# Your objective
Retype all the records with nothing changed.

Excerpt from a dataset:
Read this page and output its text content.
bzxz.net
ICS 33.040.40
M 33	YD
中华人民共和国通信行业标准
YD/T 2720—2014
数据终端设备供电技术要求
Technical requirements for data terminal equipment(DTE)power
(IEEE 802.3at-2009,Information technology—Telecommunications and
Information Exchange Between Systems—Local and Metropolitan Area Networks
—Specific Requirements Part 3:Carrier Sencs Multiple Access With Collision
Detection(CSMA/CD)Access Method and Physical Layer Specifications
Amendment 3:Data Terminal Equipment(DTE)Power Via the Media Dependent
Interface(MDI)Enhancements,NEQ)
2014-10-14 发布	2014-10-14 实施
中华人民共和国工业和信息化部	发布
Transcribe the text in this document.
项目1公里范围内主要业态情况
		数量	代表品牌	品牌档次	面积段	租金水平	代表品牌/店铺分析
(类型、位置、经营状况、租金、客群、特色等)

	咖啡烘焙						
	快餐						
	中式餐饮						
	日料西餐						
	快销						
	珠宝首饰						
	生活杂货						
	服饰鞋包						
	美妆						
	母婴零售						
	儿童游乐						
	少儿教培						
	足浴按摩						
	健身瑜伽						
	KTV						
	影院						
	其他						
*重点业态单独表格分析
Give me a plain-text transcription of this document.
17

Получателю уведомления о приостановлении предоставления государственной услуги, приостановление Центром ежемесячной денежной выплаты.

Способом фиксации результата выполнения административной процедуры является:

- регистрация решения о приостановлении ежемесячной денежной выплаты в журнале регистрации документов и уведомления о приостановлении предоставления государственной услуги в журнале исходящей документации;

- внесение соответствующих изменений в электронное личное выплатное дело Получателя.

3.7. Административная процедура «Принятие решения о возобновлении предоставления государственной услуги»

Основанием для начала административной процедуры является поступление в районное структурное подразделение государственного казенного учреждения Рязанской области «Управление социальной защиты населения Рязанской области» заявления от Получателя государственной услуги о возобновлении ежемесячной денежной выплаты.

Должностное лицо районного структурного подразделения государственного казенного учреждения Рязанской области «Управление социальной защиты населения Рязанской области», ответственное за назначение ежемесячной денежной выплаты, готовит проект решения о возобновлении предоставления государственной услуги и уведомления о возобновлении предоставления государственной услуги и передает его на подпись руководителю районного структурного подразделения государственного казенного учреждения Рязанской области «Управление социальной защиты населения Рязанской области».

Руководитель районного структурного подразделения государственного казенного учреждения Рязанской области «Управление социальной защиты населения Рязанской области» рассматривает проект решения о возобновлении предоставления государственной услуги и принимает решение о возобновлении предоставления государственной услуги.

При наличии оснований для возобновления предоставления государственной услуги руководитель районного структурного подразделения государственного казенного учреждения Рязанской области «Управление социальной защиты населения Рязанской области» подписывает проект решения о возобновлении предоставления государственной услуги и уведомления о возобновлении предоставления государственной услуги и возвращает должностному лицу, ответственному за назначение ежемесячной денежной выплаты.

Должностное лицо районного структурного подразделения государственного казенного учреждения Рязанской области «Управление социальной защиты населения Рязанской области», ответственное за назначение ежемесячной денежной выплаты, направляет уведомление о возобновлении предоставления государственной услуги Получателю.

# Finished answer
Read this page and output its text content.
bzxz.net
ICS 33.040.40
M 33	YD
中华人民共和国通信行业标准
YD/T 2720—2014
数据终端设备供电技术要求
Technical requirements for data terminal equipment(DTE)power
(IEEE 802.3at-2009,Information technology—Telecommunications and
Information Exchange Between Systems—Local and Metropolitan Area Networks
—Specific Requirements Part 3:Carrier Sencs Multiple Access With Collision
Detection(CSMA/CD)Access Method and Physical Layer Specifications
Amendment 3:Data Terminal Equipment(DTE)Power Via the Media Dependent
Interface(MDI)Enhancements,NEQ)
2014-10-14 发布	2014-10-14 实施
中华人民共和国工业和信息化部	发布
Transcribe the text in this document.
项目1公里范围内主要业态情况
		数量	代表品牌	品牌档次	面积段	租金水平	代表品牌/店铺分析
(类型、位置、经营状况、租金、客群、特色等)

	咖啡烘焙						
	快餐						
	中式餐饮						
	日料西餐						
	快销						
	珠宝首饰						
	生活杂货						
	服饰鞋包						
	美妆						
	母婴零售						
	儿童游乐						
	少儿教培						
	足浴按摩						
	健身瑜伽						
	KTV						
	影院						
	其他						
*重点业态单独表格分析
Give me a plain-text transcription of this document.
17

Получателю уведомления о приостановлении предоставления государственной услуги, приостановление Центром ежемесячной денежной выплаты.

Способом фиксации результата выполнения административной процедуры является:

- регистрация решения о приостановлении ежемесячной денежной выплаты в журнале регистрации документов и уведомления о приостановлении предоставления государственной услуги в журнале исходящей документации;

- внесение соответствующих изменений в электронное личное выплатное дело Получателя.

3.7. Административная процедура «Принятие решения о возобновлении предоставления государственной услуги»

Основанием для начала административной процедуры является поступление в районное структурное подразделение государственного казенного учреждения Рязанской области «Управление социальной защиты населения Рязанской области» заявления от Получателя государственной услуги о возобновлении ежемесячной денежной выплаты.

Должностное лицо районного структурного подразделения государственного казенного учреждения Рязанской области «Управление социальной защиты населения Рязанской области», ответственное за назначение ежемесячной денежной выплаты, готовит проект решения о возобновлении предоставления государственной услуги и уведомления о возобновлении предоставления государственной услуги и передает его на подпись руководителю районного структурного подразделения государственного казенного учреждения Рязанской области «Управление социальной защиты населения Рязанской области».

Руководитель районного структурного подразделения государственного казенного учреждения Рязанской области «Управление социальной защиты населения Рязанской области» рассматривает проект решения о возобновлении предоставления государственной услуги и принимает решение о возобновлении предоставления государственной услуги.

При наличии оснований для возобновления предоставления государственной услуги руководитель районного структурного подразделения государственного казенного учреждения Рязанской области «Управление социальной защиты населения Рязанской области» подписывает проект решения о возобновлении предоставления государственной услуги и уведомления о возобновлении предоставления государственной услуги и возвращает должностному лицу, ответственному за назначение ежемесячной денежной выплаты.

Должностное лицо районного структурного подразделения государственного казенного учреждения Рязанской области «Управление социальной защиты населения Рязанской области», ответственное за назначение ежемесячной денежной выплаты, направляет уведомление о возобновлении предоставления государственной услуги Получателю.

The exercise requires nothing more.